[THE EXERCISE]: Write the number of lines holding the word "落合唐谷", and nothing else.

[Start of DATA IN THIS EXERCISE]

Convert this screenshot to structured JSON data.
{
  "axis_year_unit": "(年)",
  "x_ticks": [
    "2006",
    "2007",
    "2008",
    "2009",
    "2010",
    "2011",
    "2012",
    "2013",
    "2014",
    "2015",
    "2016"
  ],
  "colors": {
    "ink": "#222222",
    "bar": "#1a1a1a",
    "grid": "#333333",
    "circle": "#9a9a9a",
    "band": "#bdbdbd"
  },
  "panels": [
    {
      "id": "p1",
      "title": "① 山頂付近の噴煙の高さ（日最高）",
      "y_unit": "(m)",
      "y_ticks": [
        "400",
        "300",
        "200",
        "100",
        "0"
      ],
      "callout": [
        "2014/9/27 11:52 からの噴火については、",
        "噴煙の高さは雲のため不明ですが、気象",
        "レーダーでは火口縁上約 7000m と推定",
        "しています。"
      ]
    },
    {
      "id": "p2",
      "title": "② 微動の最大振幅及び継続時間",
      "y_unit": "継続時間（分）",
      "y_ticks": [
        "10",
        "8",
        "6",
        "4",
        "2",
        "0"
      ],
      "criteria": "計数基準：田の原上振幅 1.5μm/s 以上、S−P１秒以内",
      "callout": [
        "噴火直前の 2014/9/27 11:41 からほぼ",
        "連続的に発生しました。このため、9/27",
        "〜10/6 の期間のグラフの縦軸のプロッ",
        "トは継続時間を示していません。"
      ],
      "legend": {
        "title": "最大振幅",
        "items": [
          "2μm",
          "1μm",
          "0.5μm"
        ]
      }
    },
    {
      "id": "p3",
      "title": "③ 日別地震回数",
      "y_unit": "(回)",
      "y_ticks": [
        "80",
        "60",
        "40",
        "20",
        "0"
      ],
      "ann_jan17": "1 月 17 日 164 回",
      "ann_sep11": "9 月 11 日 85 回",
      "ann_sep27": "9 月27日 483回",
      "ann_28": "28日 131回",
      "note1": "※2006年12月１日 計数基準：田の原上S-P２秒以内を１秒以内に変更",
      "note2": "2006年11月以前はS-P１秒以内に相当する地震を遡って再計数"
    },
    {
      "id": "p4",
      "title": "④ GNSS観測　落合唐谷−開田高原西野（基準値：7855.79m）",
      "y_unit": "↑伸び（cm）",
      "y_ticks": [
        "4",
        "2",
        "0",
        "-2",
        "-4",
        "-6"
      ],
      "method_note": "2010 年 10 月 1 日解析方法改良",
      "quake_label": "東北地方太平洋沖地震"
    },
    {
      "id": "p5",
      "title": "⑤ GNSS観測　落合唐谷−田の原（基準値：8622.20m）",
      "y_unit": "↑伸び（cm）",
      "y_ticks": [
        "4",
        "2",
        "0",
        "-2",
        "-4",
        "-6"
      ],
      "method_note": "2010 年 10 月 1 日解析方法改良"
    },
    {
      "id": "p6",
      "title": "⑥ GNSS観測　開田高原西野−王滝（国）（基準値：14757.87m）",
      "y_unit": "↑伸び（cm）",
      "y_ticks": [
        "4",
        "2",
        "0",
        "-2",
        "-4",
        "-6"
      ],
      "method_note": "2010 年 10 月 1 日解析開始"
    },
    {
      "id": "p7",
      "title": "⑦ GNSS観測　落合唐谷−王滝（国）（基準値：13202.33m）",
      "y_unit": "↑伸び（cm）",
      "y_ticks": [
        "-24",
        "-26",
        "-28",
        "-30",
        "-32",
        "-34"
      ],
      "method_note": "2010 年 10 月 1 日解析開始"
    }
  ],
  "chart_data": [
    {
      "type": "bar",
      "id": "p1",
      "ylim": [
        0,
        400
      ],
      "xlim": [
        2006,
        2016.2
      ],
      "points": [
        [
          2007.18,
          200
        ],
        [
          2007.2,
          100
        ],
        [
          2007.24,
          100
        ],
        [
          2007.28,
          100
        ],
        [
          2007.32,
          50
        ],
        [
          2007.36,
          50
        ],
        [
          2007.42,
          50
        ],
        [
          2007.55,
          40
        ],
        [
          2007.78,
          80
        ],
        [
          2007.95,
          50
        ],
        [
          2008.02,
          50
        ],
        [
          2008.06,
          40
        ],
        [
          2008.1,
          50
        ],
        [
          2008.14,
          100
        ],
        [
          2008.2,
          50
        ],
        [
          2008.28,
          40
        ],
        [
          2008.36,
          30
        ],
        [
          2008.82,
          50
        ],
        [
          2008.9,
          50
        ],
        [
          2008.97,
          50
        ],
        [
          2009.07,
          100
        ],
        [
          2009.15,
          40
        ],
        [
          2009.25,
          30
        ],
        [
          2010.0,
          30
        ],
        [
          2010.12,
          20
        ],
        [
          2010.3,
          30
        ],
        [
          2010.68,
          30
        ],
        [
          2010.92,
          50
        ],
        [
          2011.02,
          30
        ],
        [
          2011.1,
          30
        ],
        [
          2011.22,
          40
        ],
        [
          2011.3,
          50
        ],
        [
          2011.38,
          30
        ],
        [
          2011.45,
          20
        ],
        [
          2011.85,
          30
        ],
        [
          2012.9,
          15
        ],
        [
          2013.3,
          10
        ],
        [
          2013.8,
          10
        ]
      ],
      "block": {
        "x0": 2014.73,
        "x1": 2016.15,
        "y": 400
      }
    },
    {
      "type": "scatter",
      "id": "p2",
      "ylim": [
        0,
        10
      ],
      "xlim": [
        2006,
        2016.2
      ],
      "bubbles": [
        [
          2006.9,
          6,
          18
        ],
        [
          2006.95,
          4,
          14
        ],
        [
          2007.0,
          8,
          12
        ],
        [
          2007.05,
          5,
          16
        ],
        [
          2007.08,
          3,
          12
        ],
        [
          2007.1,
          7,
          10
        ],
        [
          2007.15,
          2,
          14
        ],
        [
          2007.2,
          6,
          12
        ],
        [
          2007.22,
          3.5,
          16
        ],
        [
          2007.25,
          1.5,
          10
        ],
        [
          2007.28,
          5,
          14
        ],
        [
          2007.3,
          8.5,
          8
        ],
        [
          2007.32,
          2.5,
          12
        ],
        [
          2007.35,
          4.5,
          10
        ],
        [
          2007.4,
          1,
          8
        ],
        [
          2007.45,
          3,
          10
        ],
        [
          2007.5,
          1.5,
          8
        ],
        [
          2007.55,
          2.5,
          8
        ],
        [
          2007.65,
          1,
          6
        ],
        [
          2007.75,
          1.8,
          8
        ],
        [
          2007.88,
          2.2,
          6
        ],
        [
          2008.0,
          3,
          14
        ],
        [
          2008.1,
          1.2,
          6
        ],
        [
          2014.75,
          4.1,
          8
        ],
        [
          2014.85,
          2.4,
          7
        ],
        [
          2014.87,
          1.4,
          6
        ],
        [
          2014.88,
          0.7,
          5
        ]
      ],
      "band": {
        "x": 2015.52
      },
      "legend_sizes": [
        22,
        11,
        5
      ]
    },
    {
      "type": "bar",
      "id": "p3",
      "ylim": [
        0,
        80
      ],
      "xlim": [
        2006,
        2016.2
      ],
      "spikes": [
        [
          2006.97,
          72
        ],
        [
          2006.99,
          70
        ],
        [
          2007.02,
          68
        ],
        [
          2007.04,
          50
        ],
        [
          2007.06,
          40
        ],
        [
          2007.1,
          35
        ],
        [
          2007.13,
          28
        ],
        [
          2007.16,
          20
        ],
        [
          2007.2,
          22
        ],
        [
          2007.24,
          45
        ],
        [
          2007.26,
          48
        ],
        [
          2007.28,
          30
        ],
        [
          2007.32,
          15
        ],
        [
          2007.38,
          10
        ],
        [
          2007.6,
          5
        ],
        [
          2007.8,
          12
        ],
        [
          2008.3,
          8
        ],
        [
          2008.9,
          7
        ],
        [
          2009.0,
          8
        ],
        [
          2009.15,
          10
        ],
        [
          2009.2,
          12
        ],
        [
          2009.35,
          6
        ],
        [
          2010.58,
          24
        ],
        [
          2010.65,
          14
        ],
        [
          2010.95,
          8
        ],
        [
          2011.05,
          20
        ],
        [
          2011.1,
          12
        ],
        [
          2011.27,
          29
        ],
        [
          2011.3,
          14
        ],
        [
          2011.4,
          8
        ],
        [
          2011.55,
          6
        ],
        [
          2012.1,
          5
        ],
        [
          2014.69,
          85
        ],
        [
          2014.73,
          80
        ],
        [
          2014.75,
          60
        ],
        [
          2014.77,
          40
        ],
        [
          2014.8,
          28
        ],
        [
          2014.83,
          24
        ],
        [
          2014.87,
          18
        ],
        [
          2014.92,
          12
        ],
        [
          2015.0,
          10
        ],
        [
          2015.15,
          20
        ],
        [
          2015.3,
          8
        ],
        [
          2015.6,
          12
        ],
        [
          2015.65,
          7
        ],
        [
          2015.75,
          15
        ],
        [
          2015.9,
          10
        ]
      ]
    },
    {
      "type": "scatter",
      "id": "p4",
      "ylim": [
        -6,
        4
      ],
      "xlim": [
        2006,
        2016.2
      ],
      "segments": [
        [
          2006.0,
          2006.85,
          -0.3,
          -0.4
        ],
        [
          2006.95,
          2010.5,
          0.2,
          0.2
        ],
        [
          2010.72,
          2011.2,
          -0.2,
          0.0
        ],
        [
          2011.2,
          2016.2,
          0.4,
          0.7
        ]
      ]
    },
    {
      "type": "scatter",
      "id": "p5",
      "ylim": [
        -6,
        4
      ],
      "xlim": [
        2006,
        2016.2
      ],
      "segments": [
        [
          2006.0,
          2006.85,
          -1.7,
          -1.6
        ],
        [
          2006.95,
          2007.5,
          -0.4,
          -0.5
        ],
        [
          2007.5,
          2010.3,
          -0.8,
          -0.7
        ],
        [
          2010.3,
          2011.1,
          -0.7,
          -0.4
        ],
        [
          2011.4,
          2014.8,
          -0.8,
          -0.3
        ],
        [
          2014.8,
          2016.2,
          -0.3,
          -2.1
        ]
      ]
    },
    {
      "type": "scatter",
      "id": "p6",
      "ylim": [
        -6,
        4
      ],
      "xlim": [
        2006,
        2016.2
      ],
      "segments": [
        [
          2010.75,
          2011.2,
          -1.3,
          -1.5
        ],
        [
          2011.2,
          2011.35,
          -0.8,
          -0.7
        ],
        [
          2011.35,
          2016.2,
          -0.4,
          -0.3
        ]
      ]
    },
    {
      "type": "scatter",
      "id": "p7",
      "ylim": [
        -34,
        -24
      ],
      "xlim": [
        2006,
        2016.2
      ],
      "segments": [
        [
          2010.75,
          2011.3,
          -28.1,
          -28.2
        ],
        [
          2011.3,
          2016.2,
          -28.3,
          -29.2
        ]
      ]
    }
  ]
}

[End of DATA IN THIS EXERCISE]

[RESULT]: 3